■ Stated task:
Transcribe the material below exactly as it appears.

*** Material provided

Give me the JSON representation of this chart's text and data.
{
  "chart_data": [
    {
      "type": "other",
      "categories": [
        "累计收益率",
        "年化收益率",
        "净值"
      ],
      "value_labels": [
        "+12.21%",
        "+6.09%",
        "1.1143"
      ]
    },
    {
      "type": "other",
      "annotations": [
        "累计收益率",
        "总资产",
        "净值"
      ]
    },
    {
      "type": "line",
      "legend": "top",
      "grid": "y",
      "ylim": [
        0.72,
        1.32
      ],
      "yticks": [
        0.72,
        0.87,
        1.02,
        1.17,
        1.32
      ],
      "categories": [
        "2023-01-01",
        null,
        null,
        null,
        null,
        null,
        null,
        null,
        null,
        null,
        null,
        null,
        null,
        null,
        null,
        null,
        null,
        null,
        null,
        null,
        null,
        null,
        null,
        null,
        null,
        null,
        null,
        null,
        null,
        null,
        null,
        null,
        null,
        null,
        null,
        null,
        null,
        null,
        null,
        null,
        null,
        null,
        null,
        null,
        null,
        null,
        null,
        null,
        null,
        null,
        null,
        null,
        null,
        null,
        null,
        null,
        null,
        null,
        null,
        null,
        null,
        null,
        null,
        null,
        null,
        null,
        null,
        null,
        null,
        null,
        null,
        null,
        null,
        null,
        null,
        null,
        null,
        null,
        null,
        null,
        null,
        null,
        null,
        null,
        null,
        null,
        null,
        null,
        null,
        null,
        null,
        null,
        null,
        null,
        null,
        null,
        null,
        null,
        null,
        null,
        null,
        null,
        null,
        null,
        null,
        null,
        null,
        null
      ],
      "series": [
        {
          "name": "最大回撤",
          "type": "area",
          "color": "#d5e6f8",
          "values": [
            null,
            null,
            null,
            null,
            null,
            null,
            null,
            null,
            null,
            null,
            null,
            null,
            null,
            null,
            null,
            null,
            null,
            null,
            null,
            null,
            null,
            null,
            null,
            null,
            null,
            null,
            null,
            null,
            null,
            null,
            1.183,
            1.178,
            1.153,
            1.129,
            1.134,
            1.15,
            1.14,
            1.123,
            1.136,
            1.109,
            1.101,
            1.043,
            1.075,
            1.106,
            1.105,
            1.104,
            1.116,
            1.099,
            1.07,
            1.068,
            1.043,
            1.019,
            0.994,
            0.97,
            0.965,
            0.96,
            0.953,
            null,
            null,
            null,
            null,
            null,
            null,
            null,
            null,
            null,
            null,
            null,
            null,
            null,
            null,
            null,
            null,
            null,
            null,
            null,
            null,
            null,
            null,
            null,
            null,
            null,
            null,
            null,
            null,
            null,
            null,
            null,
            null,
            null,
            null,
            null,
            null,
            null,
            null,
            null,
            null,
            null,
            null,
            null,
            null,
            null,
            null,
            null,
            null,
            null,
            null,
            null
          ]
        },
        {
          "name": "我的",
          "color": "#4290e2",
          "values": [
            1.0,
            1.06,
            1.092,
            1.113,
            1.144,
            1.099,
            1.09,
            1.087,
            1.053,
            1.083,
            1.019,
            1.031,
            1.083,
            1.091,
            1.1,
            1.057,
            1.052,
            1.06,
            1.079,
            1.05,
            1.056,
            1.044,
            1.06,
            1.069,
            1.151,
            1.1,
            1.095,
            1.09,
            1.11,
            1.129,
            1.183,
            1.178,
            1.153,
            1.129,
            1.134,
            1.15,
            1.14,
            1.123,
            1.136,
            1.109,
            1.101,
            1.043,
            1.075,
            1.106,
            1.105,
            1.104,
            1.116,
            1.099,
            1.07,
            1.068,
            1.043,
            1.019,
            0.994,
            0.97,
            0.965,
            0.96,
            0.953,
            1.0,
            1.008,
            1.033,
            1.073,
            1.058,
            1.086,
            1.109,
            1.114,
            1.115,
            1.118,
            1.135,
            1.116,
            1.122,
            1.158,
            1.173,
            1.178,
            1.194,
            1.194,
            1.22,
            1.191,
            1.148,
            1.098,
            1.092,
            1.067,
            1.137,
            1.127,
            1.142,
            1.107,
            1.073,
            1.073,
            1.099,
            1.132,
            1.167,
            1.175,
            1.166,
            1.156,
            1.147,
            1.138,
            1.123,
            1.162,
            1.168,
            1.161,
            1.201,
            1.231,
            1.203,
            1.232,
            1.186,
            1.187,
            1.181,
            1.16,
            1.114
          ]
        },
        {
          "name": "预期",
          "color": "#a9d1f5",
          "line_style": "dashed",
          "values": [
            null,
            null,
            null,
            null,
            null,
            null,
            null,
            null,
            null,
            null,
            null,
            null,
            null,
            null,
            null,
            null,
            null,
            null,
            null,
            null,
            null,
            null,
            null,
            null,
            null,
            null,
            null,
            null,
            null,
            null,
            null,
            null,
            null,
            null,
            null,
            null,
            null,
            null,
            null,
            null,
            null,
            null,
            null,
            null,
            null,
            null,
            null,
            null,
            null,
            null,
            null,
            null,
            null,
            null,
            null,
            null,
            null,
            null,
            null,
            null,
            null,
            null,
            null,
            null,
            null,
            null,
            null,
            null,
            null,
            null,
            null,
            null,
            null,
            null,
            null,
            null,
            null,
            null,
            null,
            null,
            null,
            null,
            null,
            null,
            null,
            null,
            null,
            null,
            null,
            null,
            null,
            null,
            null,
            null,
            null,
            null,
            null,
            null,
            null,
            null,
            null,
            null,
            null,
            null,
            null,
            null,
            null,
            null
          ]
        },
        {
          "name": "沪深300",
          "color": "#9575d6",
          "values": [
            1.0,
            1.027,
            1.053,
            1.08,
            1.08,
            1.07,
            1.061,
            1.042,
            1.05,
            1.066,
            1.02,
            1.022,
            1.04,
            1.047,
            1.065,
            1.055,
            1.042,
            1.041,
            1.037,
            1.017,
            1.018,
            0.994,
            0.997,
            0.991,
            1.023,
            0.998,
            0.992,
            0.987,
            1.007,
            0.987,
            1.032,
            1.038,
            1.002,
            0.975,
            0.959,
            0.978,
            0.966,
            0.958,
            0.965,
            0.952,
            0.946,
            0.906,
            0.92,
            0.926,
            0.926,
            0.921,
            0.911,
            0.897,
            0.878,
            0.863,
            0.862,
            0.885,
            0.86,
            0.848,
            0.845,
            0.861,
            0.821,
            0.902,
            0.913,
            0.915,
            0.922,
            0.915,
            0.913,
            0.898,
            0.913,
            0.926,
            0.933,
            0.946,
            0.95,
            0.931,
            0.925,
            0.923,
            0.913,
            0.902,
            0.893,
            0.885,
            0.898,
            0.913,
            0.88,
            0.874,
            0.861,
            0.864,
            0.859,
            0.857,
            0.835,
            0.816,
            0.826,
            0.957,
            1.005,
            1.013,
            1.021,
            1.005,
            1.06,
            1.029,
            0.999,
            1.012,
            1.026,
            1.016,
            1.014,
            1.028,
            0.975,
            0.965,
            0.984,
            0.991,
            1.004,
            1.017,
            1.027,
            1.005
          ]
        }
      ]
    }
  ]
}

******

■ Answer in full:
Give me the JSON representation of this chart's text and data.
{
  "chart_data": [
    {
      "type": "other",
      "categories": [
        "累计收益率",
        "年化收益率",
        "净值"
      ],
      "value_labels": [
        "+12.21%",
        "+6.09%",
        "1.1143"
      ]
    },
    {
      "type": "other",
      "annotations": [
        "累计收益率",
        "总资产",
        "净值"
      ]
    },
    {
      "type": "line",
      "legend": "top",
      "grid": "y",
      "ylim": [
        0.72,
        1.32
      ],
      "yticks": [
        0.72,
        0.87,
        1.02,
        1.17,
        1.32
      ],
      "categories": [
        "2023-01-01",
        null,
        null,
        null,
        null,
        null,
        null,
        null,
        null,
        null,
        null,
        null,
        null,
        null,
        null,
        null,
        null,
        null,
        null,
        null,
        null,
        null,
        null,
        null,
        null,
        null,
        null,
        null,
        null,
        null,
        null,
        null,
        null,
        null,
        null,
        null,
        null,
        null,
        null,
        null,
        null,
        null,
        null,
        null,
        null,
        null,
        null,
        null,
        null,
        null,
        null,
        null,
        null,
        null,
        null,
        null,
        null,
        null,
        null,
        null,
        null,
        null,
        null,
        null,
        null,
        null,
        null,
        null,
        null,
        null,
        null,
        null,
        null,
        null,
        null,
        null,
        null,
        null,
        null,
        null,
        null,
        null,
        null,
        null,
        null,
        null,
        null,
        null,
        null,
        null,
        null,
        null,
        null,
        null,
        null,
        null,
        null,
        null,
        null,
        null,
        null,
        null,
        null,
        null,
        null,
        null,
        null,
        null
      ],
      "series": [
        {
          "name": "最大回撤",
          "type": "area",
          "color": "#d5e6f8",
          "values": [
            null,
            null,
            null,
            null,
            null,
            null,
            null,
            null,
            null,
            null,
            null,
            null,
            null,
            null,
            null,
            null,
            null,
            null,
            null,
            null,
            null,
            null,
            null,
            null,
            null,
            null,
            null,
            null,
            null,
            null,
            1.183,
            1.178,
            1.153,
            1.129,
            1.134,
            1.15,
            1.14,
            1.123,
            1.136,
            1.109,
            1.101,
            1.043,
            1.075,
            1.106,
            1.105,
            1.104,
            1.116,
            1.099,
            1.07,
            1.068,
            1.043,
            1.019,
            0.994,
            0.97,
            0.965,
            0.96,
            0.953,
            null,
            null,
            null,
            null,
            null,
            null,
            null,
            null,
            null,
            null,
            null,
            null,
            null,
            null,
            null,
            null,
            null,
            null,
            null,
            null,
            null,
            null,
            null,
            null,
            null,
            null,
            null,
            null,
            null,
            null,
            null,
            null,
            null,
            null,
            null,
            null,
            null,
            null,
            null,
            null,
            null,
            null,
            null,
            null,
            null,
            null,
            null,
            null,
            null,
            null,
            null
          ]
        },
        {
          "name": "我的",
          "color": "#4290e2",
          "values": [
            1.0,
            1.06,
            1.092,
            1.113,
            1.144,
            1.099,
            1.09,
            1.087,
            1.053,
            1.083,
            1.019,
            1.031,
            1.083,
            1.091,
            1.1,
            1.057,
            1.052,
            1.06,
            1.079,
            1.05,
            1.056,
            1.044,
            1.06,
            1.069,
            1.151,
            1.1,
            1.095,
            1.09,
            1.11,
            1.129,
            1.183,
            1.178,
            1.153,
            1.129,
            1.134,
            1.15,
            1.14,
            1.123,
            1.136,
            1.109,
            1.101,
            1.043,
            1.075,
            1.106,
            1.105,
            1.104,
            1.116,
            1.099,
            1.07,
            1.068,
            1.043,
            1.019,
            0.994,
            0.97,
            0.965,
            0.96,
            0.953,
            1.0,
            1.008,
            1.033,
            1.073,
            1.058,
            1.086,
            1.109,
            1.114,
            1.115,
            1.118,
            1.135,
            1.116,
            1.122,
            1.158,
            1.173,
            1.178,
            1.194,
            1.194,
            1.22,
            1.191,
            1.148,
            1.098,
            1.092,
            1.067,
            1.137,
            1.127,
            1.142,
            1.107,
            1.073,
            1.073,
            1.099,
            1.132,
            1.167,
            1.175,
            1.166,
            1.156,
            1.147,
            1.138,
            1.123,
            1.162,
            1.168,
            1.161,
            1.201,
            1.231,
            1.203,
            1.232,
            1.186,
            1.187,
            1.181,
            1.16,
            1.114
          ]
        },
        {
          "name": "预期",
          "color": "#a9d1f5",
          "line_style": "dashed",
          "values": [
            null,
            null,
            null,
            null,
            null,
            null,
            null,
            null,
            null,
            null,
            null,
            null,
            null,
            null,
            null,
            null,
            null,
            null,
            null,
            null,
            null,
            null,
            null,
            null,
            null,
            null,
            null,
            null,
            null,
            null,
            null,
            null,
            null,
            null,
            null,
            null,
            null,
            null,
            null,
            null,
            null,
            null,
            null,
            null,
            null,
            null,
            null,
            null,
            null,
            null,
            null,
            null,
            null,
            null,
            null,
            null,
            null,
            null,
            null,
            null,
            null,
            null,
            null,
            null,
            null,
            null,
            null,
            null,
            null,
            null,
            null,
            null,
            null,
            null,
            null,
            null,
            null,
            null,
            null,
            null,
            null,
            null,
            null,
            null,
            null,
            null,
            null,
            null,
            null,
            null,
            null,
            null,
            null,
            null,
            null,
            null,
            null,
            null,
            null,
            null,
            null,
            null,
            null,
            null,
            null,
            null,
            null,
            null
          ]
        },
        {
          "name": "沪深300",
          "color": "#9575d6",
          "values": [
            1.0,
            1.027,
            1.053,
            1.08,
            1.08,
            1.07,
            1.061,
            1.042,
            1.05,
            1.066,
            1.02,
            1.022,
            1.04,
            1.047,
            1.065,
            1.055,
            1.042,
            1.041,
            1.037,
            1.017,
            1.018,
            0.994,
            0.997,
            0.991,
            1.023,
            0.998,
            0.992,
            0.987,
            1.007,
            0.987,
            1.032,
            1.038,
            1.002,
            0.975,
            0.959,
            0.978,
            0.966,
            0.958,
            0.965,
            0.952,
            0.946,
            0.906,
            0.92,
            0.926,
            0.926,
            0.921,
            0.911,
            0.897,
            0.878,
            0.863,
            0.862,
            0.885,
            0.86,
            0.848,
            0.845,
            0.861,
            0.821,
            0.902,
            0.913,
            0.915,
            0.922,
            0.915,
            0.913,
            0.898,
            0.913,
            0.926,
            0.933,
            0.946,
            0.95,
            0.931,
            0.925,
            0.923,
            0.913,
            0.902,
            0.893,
            0.885,
            0.898,
            0.913,
            0.88,
            0.874,
            0.861,
            0.864,
            0.859,
            0.857,
            0.835,
            0.816,
            0.826,
            0.957,
            1.005,
            1.013,
            1.021,
            1.005,
            1.06,
            1.029,
            0.999,
            1.012,
            1.026,
            1.016,
            1.014,
            1.028,
            0.975,
            0.965,
            0.984,
            0.991,
            1.004,
            1.017,
            1.027,
            1.005
          ]
        }
      ]
    }
  ]
}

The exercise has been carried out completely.